*STORED RECORDS*.
———

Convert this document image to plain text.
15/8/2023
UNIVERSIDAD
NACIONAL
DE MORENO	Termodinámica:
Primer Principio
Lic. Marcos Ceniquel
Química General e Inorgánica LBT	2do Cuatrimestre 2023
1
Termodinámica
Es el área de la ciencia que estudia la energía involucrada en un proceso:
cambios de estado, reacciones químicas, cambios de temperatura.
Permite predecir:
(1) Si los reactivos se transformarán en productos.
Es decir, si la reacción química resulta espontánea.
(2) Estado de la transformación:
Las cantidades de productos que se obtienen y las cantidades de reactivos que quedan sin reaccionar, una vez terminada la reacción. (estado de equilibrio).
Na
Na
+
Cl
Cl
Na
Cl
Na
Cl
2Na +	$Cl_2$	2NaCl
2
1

———

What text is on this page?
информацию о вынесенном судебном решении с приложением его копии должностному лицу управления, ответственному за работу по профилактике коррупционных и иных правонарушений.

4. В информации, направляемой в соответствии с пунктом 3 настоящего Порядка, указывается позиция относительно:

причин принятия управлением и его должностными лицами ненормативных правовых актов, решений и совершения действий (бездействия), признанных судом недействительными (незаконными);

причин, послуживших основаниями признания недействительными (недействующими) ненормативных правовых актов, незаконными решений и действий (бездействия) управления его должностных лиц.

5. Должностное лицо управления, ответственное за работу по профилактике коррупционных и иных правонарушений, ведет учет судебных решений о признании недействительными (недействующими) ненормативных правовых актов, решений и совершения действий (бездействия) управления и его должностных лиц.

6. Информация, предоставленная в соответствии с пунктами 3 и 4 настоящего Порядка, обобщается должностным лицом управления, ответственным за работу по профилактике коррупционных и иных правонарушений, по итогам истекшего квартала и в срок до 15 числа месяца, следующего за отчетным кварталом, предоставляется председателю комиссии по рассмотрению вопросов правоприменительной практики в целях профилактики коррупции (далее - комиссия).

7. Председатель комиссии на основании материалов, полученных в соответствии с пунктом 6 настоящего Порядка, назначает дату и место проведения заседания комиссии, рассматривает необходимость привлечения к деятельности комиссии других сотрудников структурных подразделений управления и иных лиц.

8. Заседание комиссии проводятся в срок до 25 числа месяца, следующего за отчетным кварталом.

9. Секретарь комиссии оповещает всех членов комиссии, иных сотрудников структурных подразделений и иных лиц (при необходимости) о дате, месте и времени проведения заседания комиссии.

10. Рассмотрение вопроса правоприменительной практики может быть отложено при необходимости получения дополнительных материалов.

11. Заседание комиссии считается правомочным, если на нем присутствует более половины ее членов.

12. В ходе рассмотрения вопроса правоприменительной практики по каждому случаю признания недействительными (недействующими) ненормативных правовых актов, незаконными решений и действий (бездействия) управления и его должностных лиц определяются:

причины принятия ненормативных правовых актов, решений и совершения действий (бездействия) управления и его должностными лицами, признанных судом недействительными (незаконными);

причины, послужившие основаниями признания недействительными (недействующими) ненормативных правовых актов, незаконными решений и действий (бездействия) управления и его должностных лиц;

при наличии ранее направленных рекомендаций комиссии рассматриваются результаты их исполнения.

———

*DESCRIPTION OF THE TASK*.
Give only the number of lines in the entries above that contain the string "пунктом".

*ANSWER FOR THE TASK*.
2